=== The request ===
Leave the pictures out. Return all other data exactly.

=== Data rows ===
------------------------------------

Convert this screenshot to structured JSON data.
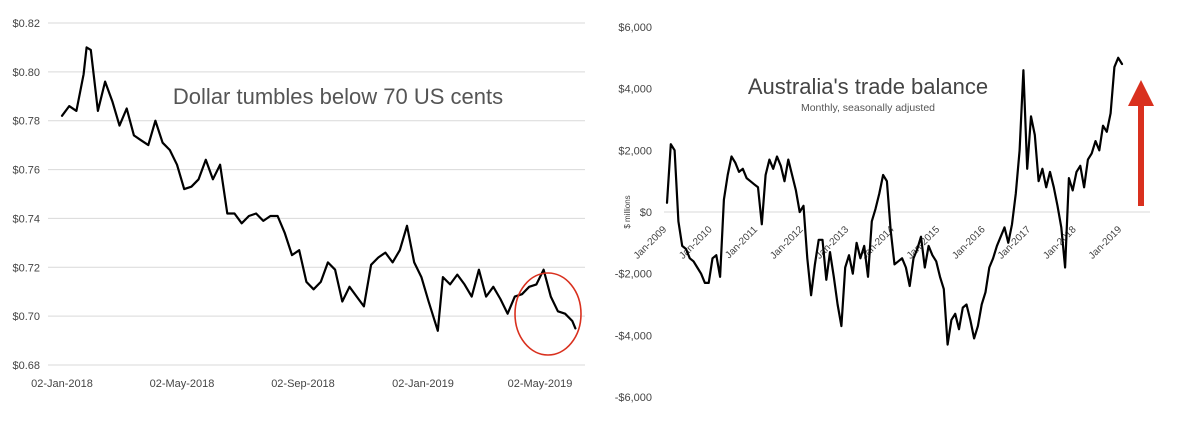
{
  "chart_data": [
    {
      "type": "line",
      "title": "Dollar tumbles below 70 US cents",
      "x_ticks": [
        "02-Jan-2018",
        "02-May-2018",
        "02-Sep-2018",
        "02-Jan-2019",
        "02-May-2019"
      ],
      "y_ticks": [
        "$0.68",
        "$0.70",
        "$0.72",
        "$0.74",
        "$0.76",
        "$0.78",
        "$0.80",
        "$0.82"
      ],
      "ylim": [
        0.68,
        0.82
      ],
      "xlim": [
        "2018-01-02",
        "2019-05-02"
      ],
      "grid": true,
      "annotation": "red circle around latest values",
      "accent_color": "#d9301e",
      "series": [
        {
          "x": [
            "2018-01-02",
            "2018-01-09",
            "2018-01-16",
            "2018-01-23",
            "2018-01-26",
            "2018-01-30",
            "2018-02-06",
            "2018-02-13",
            "2018-02-20",
            "2018-02-27",
            "2018-03-06",
            "2018-03-13",
            "2018-03-20",
            "2018-03-27",
            "2018-04-03",
            "2018-04-10",
            "2018-04-17",
            "2018-04-24",
            "2018-05-01",
            "2018-05-08",
            "2018-05-15",
            "2018-05-22",
            "2018-05-29",
            "2018-06-05",
            "2018-06-12",
            "2018-06-19",
            "2018-06-26",
            "2018-07-03",
            "2018-07-10",
            "2018-07-17",
            "2018-07-24",
            "2018-07-31",
            "2018-08-07",
            "2018-08-14",
            "2018-08-21",
            "2018-08-28",
            "2018-09-04",
            "2018-09-11",
            "2018-09-18",
            "2018-09-25",
            "2018-10-02",
            "2018-10-09",
            "2018-10-16",
            "2018-10-23",
            "2018-10-30",
            "2018-11-06",
            "2018-11-13",
            "2018-11-20",
            "2018-11-27",
            "2018-12-04",
            "2018-12-11",
            "2018-12-18",
            "2018-12-25",
            "2019-01-03",
            "2019-01-08",
            "2019-01-15",
            "2019-01-22",
            "2019-01-29",
            "2019-02-05",
            "2019-02-12",
            "2019-02-19",
            "2019-02-26",
            "2019-03-05",
            "2019-03-12",
            "2019-03-19",
            "2019-03-26",
            "2019-04-02",
            "2019-04-09",
            "2019-04-16",
            "2019-04-23",
            "2019-04-30",
            "2019-05-07",
            "2019-05-14",
            "2019-05-17"
          ],
          "values": [
            0.782,
            0.786,
            0.784,
            0.799,
            0.81,
            0.809,
            0.784,
            0.796,
            0.788,
            0.778,
            0.785,
            0.774,
            0.772,
            0.77,
            0.78,
            0.771,
            0.768,
            0.762,
            0.752,
            0.753,
            0.756,
            0.764,
            0.756,
            0.762,
            0.742,
            0.742,
            0.738,
            0.741,
            0.742,
            0.739,
            0.741,
            0.741,
            0.734,
            0.725,
            0.727,
            0.714,
            0.711,
            0.714,
            0.722,
            0.719,
            0.706,
            0.712,
            0.708,
            0.704,
            0.721,
            0.724,
            0.726,
            0.722,
            0.727,
            0.737,
            0.722,
            0.716,
            0.706,
            0.694,
            0.716,
            0.713,
            0.717,
            0.713,
            0.708,
            0.719,
            0.708,
            0.712,
            0.707,
            0.701,
            0.708,
            0.709,
            0.712,
            0.713,
            0.719,
            0.708,
            0.702,
            0.701,
            0.698,
            0.695
          ]
        }
      ]
    },
    {
      "type": "line",
      "title": "Australia's trade balance",
      "subtitle": "Monthly, seasonally adjusted",
      "ylabel": "$ millions",
      "x_ticks": [
        "Jan-2009",
        "Jan-2010",
        "Jan-2011",
        "Jan-2012",
        "Jan-2013",
        "Jan-2014",
        "Jan-2015",
        "Jan-2016",
        "Jan-2017",
        "Jan-2018",
        "Jan-2019"
      ],
      "y_ticks": [
        "-$6,000",
        "-$4,000",
        "-$2,000",
        "$0",
        "$2,000",
        "$4,000",
        "$6,000"
      ],
      "ylim": [
        -6000,
        6000
      ],
      "grid": false,
      "annotation": "red upward arrow",
      "accent_color": "#d9301e",
      "series": [
        {
          "x_start": "2009-01",
          "frequency": "monthly",
          "values": [
            300,
            2200,
            2000,
            -300,
            -1100,
            -1200,
            -1500,
            -1600,
            -1800,
            -2000,
            -2300,
            -2300,
            -1500,
            -1400,
            -2100,
            400,
            1200,
            1800,
            1600,
            1300,
            1400,
            1100,
            1000,
            900,
            800,
            -400,
            1200,
            1700,
            1400,
            1800,
            1500,
            1000,
            1700,
            1200,
            700,
            0,
            200,
            -1500,
            -2700,
            -1700,
            -900,
            -900,
            -2200,
            -1300,
            -2100,
            -3000,
            -3700,
            -1800,
            -1400,
            -2000,
            -1000,
            -1500,
            -1100,
            -2100,
            -300,
            100,
            600,
            1200,
            1000,
            -600,
            -1700,
            -1600,
            -1500,
            -1800,
            -2400,
            -1500,
            -1200,
            -800,
            -1800,
            -1100,
            -1400,
            -1600,
            -2100,
            -2500,
            -4300,
            -3500,
            -3300,
            -3800,
            -3100,
            -3000,
            -3500,
            -4100,
            -3700,
            -3000,
            -2600,
            -1800,
            -1500,
            -1100,
            -800,
            -500,
            -1000,
            -400,
            600,
            2000,
            4600,
            1400,
            3100,
            2500,
            1000,
            1400,
            800,
            1300,
            800,
            200,
            -500,
            -1800,
            1100,
            700,
            1300,
            1500,
            800,
            1700,
            1900,
            2300,
            2000,
            2800,
            2600,
            3200,
            4700,
            5000,
            4800
          ]
        }
      ]
    }
  ]
}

------------------------------------

=== The answer ===
Convert this screenshot to structured JSON data.
{
  "chart_data": [
    {
      "type": "line",
      "title": "Dollar tumbles below 70 US cents",
      "x_ticks": [
        "02-Jan-2018",
        "02-May-2018",
        "02-Sep-2018",
        "02-Jan-2019",
        "02-May-2019"
      ],
      "y_ticks": [
        "$0.68",
        "$0.70",
        "$0.72",
        "$0.74",
        "$0.76",
        "$0.78",
        "$0.80",
        "$0.82"
      ],
      "ylim": [
        0.68,
        0.82
      ],
      "xlim": [
        "2018-01-02",
        "2019-05-02"
      ],
      "grid": true,
      "annotation": "red circle around latest values",
      "accent_color": "#d9301e",
      "series": [
        {
          "x": [
            "2018-01-02",
            "2018-01-09",
            "2018-01-16",
            "2018-01-23",
            "2018-01-26",
            "2018-01-30",
            "2018-02-06",
            "2018-02-13",
            "2018-02-20",
            "2018-02-27",
            "2018-03-06",
            "2018-03-13",
            "2018-03-20",
            "2018-03-27",
            "2018-04-03",
            "2018-04-10",
            "2018-04-17",
            "2018-04-24",
            "2018-05-01",
            "2018-05-08",
            "2018-05-15",
            "2018-05-22",
            "2018-05-29",
            "2018-06-05",
            "2018-06-12",
            "2018-06-19",
            "2018-06-26",
            "2018-07-03",
            "2018-07-10",
            "2018-07-17",
            "2018-07-24",
            "2018-07-31",
            "2018-08-07",
            "2018-08-14",
            "2018-08-21",
            "2018-08-28",
            "2018-09-04",
            "2018-09-11",
            "2018-09-18",
            "2018-09-25",
            "2018-10-02",
            "2018-10-09",
            "2018-10-16",
            "2018-10-23",
            "2018-10-30",
            "2018-11-06",
            "2018-11-13",
            "2018-11-20",
            "2018-11-27",
            "2018-12-04",
            "2018-12-11",
            "2018-12-18",
            "2018-12-25",
            "2019-01-03",
            "2019-01-08",
            "2019-01-15",
            "2019-01-22",
            "2019-01-29",
            "2019-02-05",
            "2019-02-12",
            "2019-02-19",
            "2019-02-26",
            "2019-03-05",
            "2019-03-12",
            "2019-03-19",
            "2019-03-26",
            "2019-04-02",
            "2019-04-09",
            "2019-04-16",
            "2019-04-23",
            "2019-04-30",
            "2019-05-07",
            "2019-05-14",
            "2019-05-17"
          ],
          "values": [
            0.782,
            0.786,
            0.784,
            0.799,
            0.81,
            0.809,
            0.784,
            0.796,
            0.788,
            0.778,
            0.785,
            0.774,
            0.772,
            0.77,
            0.78,
            0.771,
            0.768,
            0.762,
            0.752,
            0.753,
            0.756,
            0.764,
            0.756,
            0.762,
            0.742,
            0.742,
            0.738,
            0.741,
            0.742,
            0.739,
            0.741,
            0.741,
            0.734,
            0.725,
            0.727,
            0.714,
            0.711,
            0.714,
            0.722,
            0.719,
            0.706,
            0.712,
            0.708,
            0.704,
            0.721,
            0.724,
            0.726,
            0.722,
            0.727,
            0.737,
            0.722,
            0.716,
            0.706,
            0.694,
            0.716,
            0.713,
            0.717,
            0.713,
            0.708,
            0.719,
            0.708,
            0.712,
            0.707,
            0.701,
            0.708,
            0.709,
            0.712,
            0.713,
            0.719,
            0.708,
            0.702,
            0.701,
            0.698,
            0.695
          ]
        }
      ]
    },
    {
      "type": "line",
      "title": "Australia's trade balance",
      "subtitle": "Monthly, seasonally adjusted",
      "ylabel": "$ millions",
      "x_ticks": [
        "Jan-2009",
        "Jan-2010",
        "Jan-2011",
        "Jan-2012",
        "Jan-2013",
        "Jan-2014",
        "Jan-2015",
        "Jan-2016",
        "Jan-2017",
        "Jan-2018",
        "Jan-2019"
      ],
      "y_ticks": [
        "-$6,000",
        "-$4,000",
        "-$2,000",
        "$0",
        "$2,000",
        "$4,000",
        "$6,000"
      ],
      "ylim": [
        -6000,
        6000
      ],
      "grid": false,
      "annotation": "red upward arrow",
      "accent_color": "#d9301e",
      "series": [
        {
          "x_start": "2009-01",
          "frequency": "monthly",
          "values": [
            300,
            2200,
            2000,
            -300,
            -1100,
            -1200,
            -1500,
            -1600,
            -1800,
            -2000,
            -2300,
            -2300,
            -1500,
            -1400,
            -2100,
            400,
            1200,
            1800,
            1600,
            1300,
            1400,
            1100,
            1000,
            900,
            800,
            -400,
            1200,
            1700,
            1400,
            1800,
            1500,
            1000,
            1700,
            1200,
            700,
            0,
            200,
            -1500,
            -2700,
            -1700,
            -900,
            -900,
            -2200,
            -1300,
            -2100,
            -3000,
            -3700,
            -1800,
            -1400,
            -2000,
            -1000,
            -1500,
            -1100,
            -2100,
            -300,
            100,
            600,
            1200,
            1000,
            -600,
            -1700,
            -1600,
            -1500,
            -1800,
            -2400,
            -1500,
            -1200,
            -800,
            -1800,
            -1100,
            -1400,
            -1600,
            -2100,
            -2500,
            -4300,
            -3500,
            -3300,
            -3800,
            -3100,
            -3000,
            -3500,
            -4100,
            -3700,
            -3000,
            -2600,
            -1800,
            -1500,
            -1100,
            -800,
            -500,
            -1000,
            -400,
            600,
            2000,
            4600,
            1400,
            3100,
            2500,
            1000,
            1400,
            800,
            1300,
            800,
            200,
            -500,
            -1800,
            1100,
            700,
            1300,
            1500,
            800,
            1700,
            1900,
            2300,
            2000,
            2800,
            2600,
            3200,
            4700,
            5000,
            4800
          ]
        }
      ]
    }
  ]
}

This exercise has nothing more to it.